### What the task requires
Make an exact copy of the listing below.

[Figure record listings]
----
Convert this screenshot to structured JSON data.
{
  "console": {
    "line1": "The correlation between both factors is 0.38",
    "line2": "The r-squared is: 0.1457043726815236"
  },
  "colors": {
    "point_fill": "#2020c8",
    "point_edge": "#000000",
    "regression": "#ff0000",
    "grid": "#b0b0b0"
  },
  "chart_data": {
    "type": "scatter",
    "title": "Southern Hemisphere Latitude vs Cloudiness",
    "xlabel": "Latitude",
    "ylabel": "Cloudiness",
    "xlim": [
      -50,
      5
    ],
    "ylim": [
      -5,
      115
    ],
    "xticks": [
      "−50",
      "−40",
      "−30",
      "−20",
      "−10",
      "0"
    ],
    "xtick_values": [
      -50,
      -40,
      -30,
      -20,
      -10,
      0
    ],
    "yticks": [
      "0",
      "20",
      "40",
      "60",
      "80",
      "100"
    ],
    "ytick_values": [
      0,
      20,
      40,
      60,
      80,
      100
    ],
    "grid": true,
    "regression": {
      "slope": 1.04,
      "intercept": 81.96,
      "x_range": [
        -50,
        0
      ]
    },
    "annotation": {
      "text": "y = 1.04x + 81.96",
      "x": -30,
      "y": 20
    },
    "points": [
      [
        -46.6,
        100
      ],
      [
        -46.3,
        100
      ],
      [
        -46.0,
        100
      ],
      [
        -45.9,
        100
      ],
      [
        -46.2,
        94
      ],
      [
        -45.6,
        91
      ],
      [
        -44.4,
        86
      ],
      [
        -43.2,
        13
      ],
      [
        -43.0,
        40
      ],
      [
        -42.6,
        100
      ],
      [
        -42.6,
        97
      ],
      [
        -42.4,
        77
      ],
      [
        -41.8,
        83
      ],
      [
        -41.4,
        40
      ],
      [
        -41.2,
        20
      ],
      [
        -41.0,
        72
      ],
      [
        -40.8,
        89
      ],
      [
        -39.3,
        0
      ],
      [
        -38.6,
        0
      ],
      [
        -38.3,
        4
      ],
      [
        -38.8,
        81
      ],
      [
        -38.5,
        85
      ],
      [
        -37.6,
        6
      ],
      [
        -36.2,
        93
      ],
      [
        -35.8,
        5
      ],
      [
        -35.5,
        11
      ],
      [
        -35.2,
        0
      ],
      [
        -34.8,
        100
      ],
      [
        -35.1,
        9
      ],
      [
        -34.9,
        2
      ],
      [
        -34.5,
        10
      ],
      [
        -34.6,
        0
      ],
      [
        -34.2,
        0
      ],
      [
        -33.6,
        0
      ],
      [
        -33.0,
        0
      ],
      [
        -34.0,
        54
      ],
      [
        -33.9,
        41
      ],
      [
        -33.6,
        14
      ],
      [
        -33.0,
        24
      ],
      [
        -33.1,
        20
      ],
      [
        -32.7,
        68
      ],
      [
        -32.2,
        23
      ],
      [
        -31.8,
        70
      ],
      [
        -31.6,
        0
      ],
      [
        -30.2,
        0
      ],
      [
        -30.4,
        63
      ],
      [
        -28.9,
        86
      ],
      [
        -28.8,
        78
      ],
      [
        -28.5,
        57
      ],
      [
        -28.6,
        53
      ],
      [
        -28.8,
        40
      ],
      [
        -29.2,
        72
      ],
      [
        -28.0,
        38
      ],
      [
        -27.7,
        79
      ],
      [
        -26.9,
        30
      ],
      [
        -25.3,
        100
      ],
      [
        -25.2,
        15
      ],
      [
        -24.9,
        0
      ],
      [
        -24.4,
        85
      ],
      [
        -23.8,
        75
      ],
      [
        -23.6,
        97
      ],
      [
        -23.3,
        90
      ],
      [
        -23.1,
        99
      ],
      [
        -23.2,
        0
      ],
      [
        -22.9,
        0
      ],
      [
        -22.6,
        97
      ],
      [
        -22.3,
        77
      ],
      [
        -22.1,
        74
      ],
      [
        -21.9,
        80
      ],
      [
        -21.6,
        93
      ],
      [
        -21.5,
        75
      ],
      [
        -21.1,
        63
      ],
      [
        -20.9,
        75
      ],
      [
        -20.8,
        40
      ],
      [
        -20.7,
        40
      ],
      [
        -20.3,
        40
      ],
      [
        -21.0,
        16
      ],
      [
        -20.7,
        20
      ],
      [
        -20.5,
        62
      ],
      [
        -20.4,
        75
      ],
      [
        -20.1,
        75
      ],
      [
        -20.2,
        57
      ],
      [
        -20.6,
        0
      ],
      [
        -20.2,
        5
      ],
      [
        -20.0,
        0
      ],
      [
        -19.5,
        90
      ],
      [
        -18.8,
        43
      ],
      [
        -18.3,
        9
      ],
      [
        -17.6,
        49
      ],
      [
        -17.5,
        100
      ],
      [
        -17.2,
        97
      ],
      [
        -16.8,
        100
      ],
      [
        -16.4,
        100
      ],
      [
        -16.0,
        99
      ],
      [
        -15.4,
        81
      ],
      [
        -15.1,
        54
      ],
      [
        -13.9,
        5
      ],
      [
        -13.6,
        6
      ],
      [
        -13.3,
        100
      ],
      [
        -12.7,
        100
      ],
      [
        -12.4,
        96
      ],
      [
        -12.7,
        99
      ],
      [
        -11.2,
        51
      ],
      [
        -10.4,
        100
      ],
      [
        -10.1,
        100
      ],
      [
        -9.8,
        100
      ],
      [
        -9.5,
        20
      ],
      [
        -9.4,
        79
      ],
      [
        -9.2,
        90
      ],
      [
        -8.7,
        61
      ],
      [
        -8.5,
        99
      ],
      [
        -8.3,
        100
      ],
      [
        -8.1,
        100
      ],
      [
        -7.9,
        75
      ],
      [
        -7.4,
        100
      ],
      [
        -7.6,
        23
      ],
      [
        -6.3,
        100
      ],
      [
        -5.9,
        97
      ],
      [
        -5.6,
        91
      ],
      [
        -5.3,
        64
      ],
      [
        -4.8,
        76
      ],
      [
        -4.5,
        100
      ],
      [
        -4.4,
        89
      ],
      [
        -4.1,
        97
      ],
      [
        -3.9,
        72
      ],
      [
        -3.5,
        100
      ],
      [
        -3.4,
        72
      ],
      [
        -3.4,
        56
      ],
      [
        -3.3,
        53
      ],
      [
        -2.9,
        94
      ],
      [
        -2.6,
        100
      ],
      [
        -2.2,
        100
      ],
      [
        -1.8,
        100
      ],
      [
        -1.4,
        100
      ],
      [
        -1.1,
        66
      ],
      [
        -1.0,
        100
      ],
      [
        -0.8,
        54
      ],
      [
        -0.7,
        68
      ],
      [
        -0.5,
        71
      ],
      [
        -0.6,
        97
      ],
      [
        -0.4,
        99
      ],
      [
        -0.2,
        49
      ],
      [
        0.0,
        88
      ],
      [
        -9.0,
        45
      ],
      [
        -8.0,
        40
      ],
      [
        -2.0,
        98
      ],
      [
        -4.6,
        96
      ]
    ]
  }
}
----
### The result
Convert this screenshot to structured JSON data.
{
  "console": {
    "line1": "The correlation between both factors is 0.38",
    "line2": "The r-squared is: 0.1457043726815236"
  },
  "colors": {
    "point_fill": "#2020c8",
    "point_edge": "#000000",
    "regression": "#ff0000",
    "grid": "#b0b0b0"
  },
  "chart_data": {
    "type": "scatter",
    "title": "Southern Hemisphere Latitude vs Cloudiness",
    "xlabel": "Latitude",
    "ylabel": "Cloudiness",
    "xlim": [
      -50,
      5
    ],
    "ylim": [
      -5,
      115
    ],
    "xticks": [
      "−50",
      "−40",
      "−30",
      "−20",
      "−10",
      "0"
    ],
    "xtick_values": [
      -50,
      -40,
      -30,
      -20,
      -10,
      0
    ],
    "yticks": [
      "0",
      "20",
      "40",
      "60",
      "80",
      "100"
    ],
    "ytick_values": [
      0,
      20,
      40,
      60,
      80,
      100
    ],
    "grid": true,
    "regression": {
      "slope": 1.04,
      "intercept": 81.96,
      "x_range": [
        -50,
        0
      ]
    },
    "annotation": {
      "text": "y = 1.04x + 81.96",
      "x": -30,
      "y": 20
    },
    "points": [
      [
        -46.6,
        100
      ],
      [
        -46.3,
        100
      ],
      [
        -46.0,
        100
      ],
      [
        -45.9,
        100
      ],
      [
        -46.2,
        94
      ],
      [
        -45.6,
        91
      ],
      [
        -44.4,
        86
      ],
      [
        -43.2,
        13
      ],
      [
        -43.0,
        40
      ],
      [
        -42.6,
        100
      ],
      [
        -42.6,
        97
      ],
      [
        -42.4,
        77
      ],
      [
        -41.8,
        83
      ],
      [
        -41.4,
        40
      ],
      [
        -41.2,
        20
      ],
      [
        -41.0,
        72
      ],
      [
        -40.8,
        89
      ],
      [
        -39.3,
        0
      ],
      [
        -38.6,
        0
      ],
      [
        -38.3,
        4
      ],
      [
        -38.8,
        81
      ],
      [
        -38.5,
        85
      ],
      [
        -37.6,
        6
      ],
      [
        -36.2,
        93
      ],
      [
        -35.8,
        5
      ],
      [
        -35.5,
        11
      ],
      [
        -35.2,
        0
      ],
      [
        -34.8,
        100
      ],
      [
        -35.1,
        9
      ],
      [
        -34.9,
        2
      ],
      [
        -34.5,
        10
      ],
      [
        -34.6,
        0
      ],
      [
        -34.2,
        0
      ],
      [
        -33.6,
        0
      ],
      [
        -33.0,
        0
      ],
      [
        -34.0,
        54
      ],
      [
        -33.9,
        41
      ],
      [
        -33.6,
        14
      ],
      [
        -33.0,
        24
      ],
      [
        -33.1,
        20
      ],
      [
        -32.7,
        68
      ],
      [
        -32.2,
        23
      ],
      [
        -31.8,
        70
      ],
      [
        -31.6,
        0
      ],
      [
        -30.2,
        0
      ],
      [
        -30.4,
        63
      ],
      [
        -28.9,
        86
      ],
      [
        -28.8,
        78
      ],
      [
        -28.5,
        57
      ],
      [
        -28.6,
        53
      ],
      [
        -28.8,
        40
      ],
      [
        -29.2,
        72
      ],
      [
        -28.0,
        38
      ],
      [
        -27.7,
        79
      ],
      [
        -26.9,
        30
      ],
      [
        -25.3,
        100
      ],
      [
        -25.2,
        15
      ],
      [
        -24.9,
        0
      ],
      [
        -24.4,
        85
      ],
      [
        -23.8,
        75
      ],
      [
        -23.6,
        97
      ],
      [
        -23.3,
        90
      ],
      [
        -23.1,
        99
      ],
      [
        -23.2,
        0
      ],
      [
        -22.9,
        0
      ],
      [
        -22.6,
        97
      ],
      [
        -22.3,
        77
      ],
      [
        -22.1,
        74
      ],
      [
        -21.9,
        80
      ],
      [
        -21.6,
        93
      ],
      [
        -21.5,
        75
      ],
      [
        -21.1,
        63
      ],
      [
        -20.9,
        75
      ],
      [
        -20.8,
        40
      ],
      [
        -20.7,
        40
      ],
      [
        -20.3,
        40
      ],
      [
        -21.0,
        16
      ],
      [
        -20.7,
        20
      ],
      [
        -20.5,
        62
      ],
      [
        -20.4,
        75
      ],
      [
        -20.1,
        75
      ],
      [
        -20.2,
        57
      ],
      [
        -20.6,
        0
      ],
      [
        -20.2,
        5
      ],
      [
        -20.0,
        0
      ],
      [
        -19.5,
        90
      ],
      [
        -18.8,
        43
      ],
      [
        -18.3,
        9
      ],
      [
        -17.6,
        49
      ],
      [
        -17.5,
        100
      ],
      [
        -17.2,
        97
      ],
      [
        -16.8,
        100
      ],
      [
        -16.4,
        100
      ],
      [
        -16.0,
        99
      ],
      [
        -15.4,
        81
      ],
      [
        -15.1,
        54
      ],
      [
        -13.9,
        5
      ],
      [
        -13.6,
        6
      ],
      [
        -13.3,
        100
      ],
      [
        -12.7,
        100
      ],
      [
        -12.4,
        96
      ],
      [
        -12.7,
        99
      ],
      [
        -11.2,
        51
      ],
      [
        -10.4,
        100
      ],
      [
        -10.1,
        100
      ],
      [
        -9.8,
        100
      ],
      [
        -9.5,
        20
      ],
      [
        -9.4,
        79
      ],
      [
        -9.2,
        90
      ],
      [
        -8.7,
        61
      ],
      [
        -8.5,
        99
      ],
      [
        -8.3,
        100
      ],
      [
        -8.1,
        100
      ],
      [
        -7.9,
        75
      ],
      [
        -7.4,
        100
      ],
      [
        -7.6,
        23
      ],
      [
        -6.3,
        100
      ],
      [
        -5.9,
        97
      ],
      [
        -5.6,
        91
      ],
      [
        -5.3,
        64
      ],
      [
        -4.8,
        76
      ],
      [
        -4.5,
        100
      ],
      [
        -4.4,
        89
      ],
      [
        -4.1,
        97
      ],
      [
        -3.9,
        72
      ],
      [
        -3.5,
        100
      ],
      [
        -3.4,
        72
      ],
      [
        -3.4,
        56
      ],
      [
        -3.3,
        53
      ],
      [
        -2.9,
        94
      ],
      [
        -2.6,
        100
      ],
      [
        -2.2,
        100
      ],
      [
        -1.8,
        100
      ],
      [
        -1.4,
        100
      ],
      [
        -1.1,
        66
      ],
      [
        -1.0,
        100
      ],
      [
        -0.8,
        54
      ],
      [
        -0.7,
        68
      ],
      [
        -0.5,
        71
      ],
      [
        -0.6,
        97
      ],
      [
        -0.4,
        99
      ],
      [
        -0.2,
        49
      ],
      [
        0.0,
        88
      ],
      [
        -9.0,
        45
      ],
      [
        -8.0,
        40
      ],
      [
        -2.0,
        98
      ],
      [
        -4.6,
        96
      ]
    ]
  }
}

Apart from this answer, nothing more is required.